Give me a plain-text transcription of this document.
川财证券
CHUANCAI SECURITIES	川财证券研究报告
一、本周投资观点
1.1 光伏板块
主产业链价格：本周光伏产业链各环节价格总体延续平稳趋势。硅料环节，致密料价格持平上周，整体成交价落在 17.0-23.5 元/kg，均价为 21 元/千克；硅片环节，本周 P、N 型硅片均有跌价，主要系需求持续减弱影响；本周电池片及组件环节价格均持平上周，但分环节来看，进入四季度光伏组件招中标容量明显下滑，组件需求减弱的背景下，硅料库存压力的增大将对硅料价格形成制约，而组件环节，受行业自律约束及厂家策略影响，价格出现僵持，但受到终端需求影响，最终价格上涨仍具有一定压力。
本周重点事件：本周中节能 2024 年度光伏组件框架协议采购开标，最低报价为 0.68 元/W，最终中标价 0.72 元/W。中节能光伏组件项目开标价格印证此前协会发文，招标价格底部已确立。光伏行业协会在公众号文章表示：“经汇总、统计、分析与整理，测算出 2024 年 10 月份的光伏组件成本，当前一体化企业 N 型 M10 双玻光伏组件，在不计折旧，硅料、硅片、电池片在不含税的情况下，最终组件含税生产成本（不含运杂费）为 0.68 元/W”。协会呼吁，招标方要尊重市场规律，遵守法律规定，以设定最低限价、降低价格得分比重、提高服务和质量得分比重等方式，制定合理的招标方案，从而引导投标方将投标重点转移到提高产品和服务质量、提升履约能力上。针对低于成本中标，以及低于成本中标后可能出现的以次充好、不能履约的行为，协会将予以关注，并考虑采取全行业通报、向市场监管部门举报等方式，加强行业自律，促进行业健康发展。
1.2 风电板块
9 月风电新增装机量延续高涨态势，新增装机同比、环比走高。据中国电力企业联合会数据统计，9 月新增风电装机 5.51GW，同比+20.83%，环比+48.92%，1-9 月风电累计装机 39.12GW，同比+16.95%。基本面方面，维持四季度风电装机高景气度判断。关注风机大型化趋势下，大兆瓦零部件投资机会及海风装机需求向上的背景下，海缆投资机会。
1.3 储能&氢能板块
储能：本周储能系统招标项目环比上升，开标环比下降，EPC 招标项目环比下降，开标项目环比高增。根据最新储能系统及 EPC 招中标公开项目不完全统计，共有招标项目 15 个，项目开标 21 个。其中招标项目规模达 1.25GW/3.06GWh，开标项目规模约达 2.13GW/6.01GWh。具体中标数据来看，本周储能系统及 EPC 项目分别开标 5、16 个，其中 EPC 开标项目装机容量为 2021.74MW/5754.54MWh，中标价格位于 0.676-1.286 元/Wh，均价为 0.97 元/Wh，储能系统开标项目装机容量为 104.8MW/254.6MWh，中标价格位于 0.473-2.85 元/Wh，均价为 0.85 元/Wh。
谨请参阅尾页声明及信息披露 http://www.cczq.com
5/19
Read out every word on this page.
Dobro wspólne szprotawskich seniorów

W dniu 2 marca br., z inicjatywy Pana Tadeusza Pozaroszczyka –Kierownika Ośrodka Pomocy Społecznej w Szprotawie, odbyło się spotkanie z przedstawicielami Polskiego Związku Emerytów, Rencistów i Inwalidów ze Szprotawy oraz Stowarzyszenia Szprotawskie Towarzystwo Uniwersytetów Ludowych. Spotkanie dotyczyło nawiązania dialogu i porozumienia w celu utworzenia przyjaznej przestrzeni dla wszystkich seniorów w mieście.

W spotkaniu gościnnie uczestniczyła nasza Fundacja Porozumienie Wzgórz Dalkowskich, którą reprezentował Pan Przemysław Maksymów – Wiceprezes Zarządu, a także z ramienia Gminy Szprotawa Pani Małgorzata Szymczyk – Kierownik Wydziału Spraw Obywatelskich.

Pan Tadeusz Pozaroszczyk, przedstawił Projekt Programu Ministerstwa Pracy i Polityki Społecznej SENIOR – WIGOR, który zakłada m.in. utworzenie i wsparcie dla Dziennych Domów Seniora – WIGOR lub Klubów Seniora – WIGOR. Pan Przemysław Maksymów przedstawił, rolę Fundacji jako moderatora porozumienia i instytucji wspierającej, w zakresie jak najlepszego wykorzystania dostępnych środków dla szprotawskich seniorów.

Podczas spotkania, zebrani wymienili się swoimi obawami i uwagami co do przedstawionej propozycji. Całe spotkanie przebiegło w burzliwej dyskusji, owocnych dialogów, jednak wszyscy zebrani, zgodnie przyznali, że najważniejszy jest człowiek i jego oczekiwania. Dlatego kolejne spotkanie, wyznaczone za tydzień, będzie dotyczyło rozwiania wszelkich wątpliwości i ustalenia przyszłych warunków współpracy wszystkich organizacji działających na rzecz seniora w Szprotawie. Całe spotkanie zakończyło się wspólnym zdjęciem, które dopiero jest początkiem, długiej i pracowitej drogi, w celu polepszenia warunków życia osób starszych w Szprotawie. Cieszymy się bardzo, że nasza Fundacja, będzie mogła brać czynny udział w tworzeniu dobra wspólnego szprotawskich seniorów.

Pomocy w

_DIRECTION_:
Return only those lines of the records that contain the string "porozumienia".

_ANSWER TO THE EXERCISE_:
W dniu 2 marca br., z inicjatywy Pana Tadeusza Pozaroszczyka –Kierownika Ośrodka Pomocy Społecznej w Szprotawie, odbyło się spotkanie z przedstawicielami Polskiego Związku Emerytów, Rencistów i Inwalidów ze Szprotawy oraz Stowarzyszenia Szprotawskie Towarzystwo Uniwersytetów Ludowych. Spotkanie dotyczyło nawiązania dialogu i porozumienia w celu utworzenia przyjaznej przestrzeni dla wszystkich seniorów w mieście.
Pan Tadeusz Pozaroszczyk, przedstawił Projekt Programu Ministerstwa Pracy i Polityki Społecznej SENIOR – WIGOR, który zakłada m.in. utworzenie i wsparcie dla Dziennych Domów Seniora – WIGOR lub Klubów Seniora – WIGOR. Pan Przemysław Maksymów przedstawił, rolę Fundacji jako moderatora porozumienia i instytucji wspierającej, w zakresie jak najlepszego wykorzystania dostępnych środków dla szprotawskich seniorów.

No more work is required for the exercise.